(WHAT THE TASK REQUIRES) Rewrite the records below, changing every "elements" to "objects" and leaving everything else unchanged. Omit the pictures from your answer.

== AVAILABLE DATA

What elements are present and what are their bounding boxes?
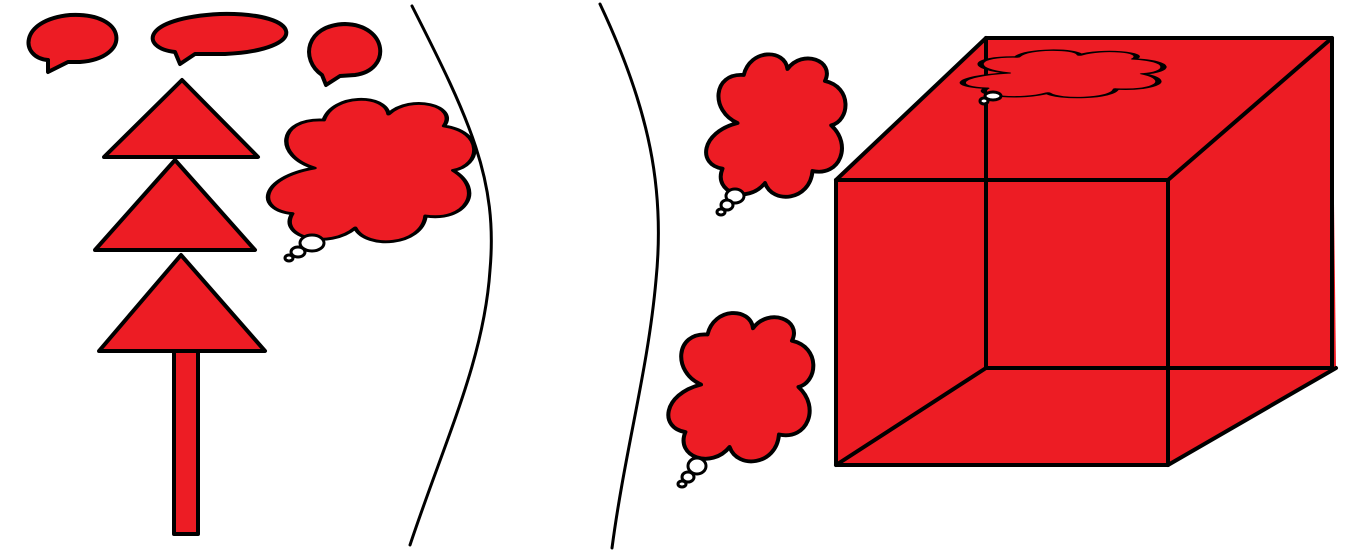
curve-divider-right — [598, 2, 660, 550]
cube-icon — [834, 36, 1338, 467]
thought-cloud-4-tail — [978, 90, 1003, 106]
tree-tier-bottom — [97, 253, 267, 353]
speech-bubble-1 — [26, 12, 119, 74]
speech-bubble-3 — [307, 22, 383, 87]
thought-cloud-1 — [268, 99, 474, 241]
speech-bubble-2 — [150, 11, 289, 66]
thought-cloud-2-tail — [715, 187, 746, 217]
thought-cloud-2 — [704, 52, 848, 199]
tree-icon — [93, 78, 267, 536]
cube-back-face — [984, 36, 1334, 370]
tree-tier-top — [102, 78, 260, 159]
thought-cloud-3-tail — [676, 456, 708, 489]
curve-divider-left — [408, 4, 493, 547]
tree-trunk — [172, 348, 200, 536]
thought-cloud-3 — [668, 313, 813, 461]
thought-cloud-1-tail — [283, 233, 326, 263]
tree-tier-middle — [93, 158, 257, 252]
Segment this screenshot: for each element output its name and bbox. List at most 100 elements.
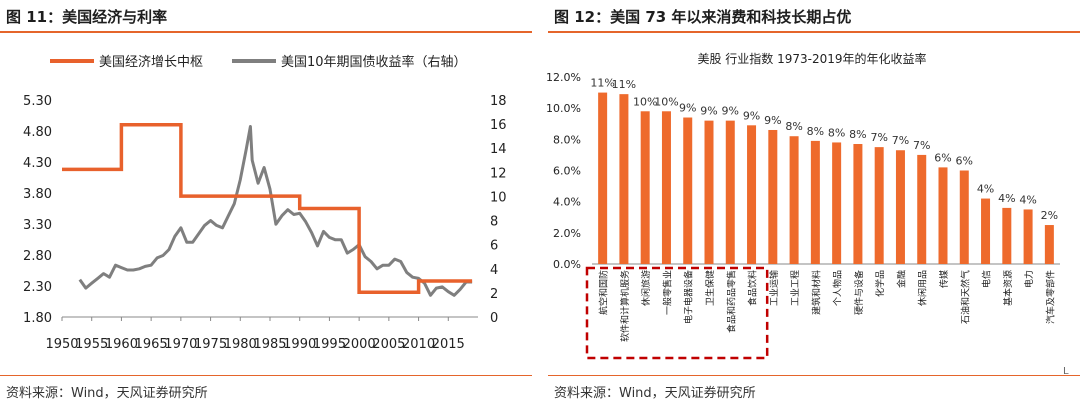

====

(RESPONSE TO THIS TASK)
What objects are present and what are their bounding boxes?
curve-divider-right — [598, 2, 660, 550]
cube-icon — [834, 36, 1338, 467]
thought-cloud-4-tail — [978, 90, 1003, 106]
tree-tier-bottom — [97, 253, 267, 353]
speech-bubble-1 — [26, 12, 119, 74]
speech-bubble-3 — [307, 22, 383, 87]
thought-cloud-1 — [268, 99, 474, 241]
speech-bubble-2 — [150, 11, 289, 66]
thought-cloud-2-tail — [715, 187, 746, 217]
thought-cloud-2 — [704, 52, 848, 199]
tree-icon — [93, 78, 267, 536]
cube-back-face — [984, 36, 1334, 370]
tree-tier-top — [102, 78, 260, 159]
thought-cloud-3-tail — [676, 456, 708, 489]
curve-divider-left — [408, 4, 493, 547]
tree-trunk — [172, 348, 200, 536]
thought-cloud-3 — [668, 313, 813, 461]
thought-cloud-1-tail — [283, 233, 326, 263]
tree-tier-middle — [93, 158, 257, 252]
Segment this screenshot: for each element output its name and bbox. List at most 100 objects.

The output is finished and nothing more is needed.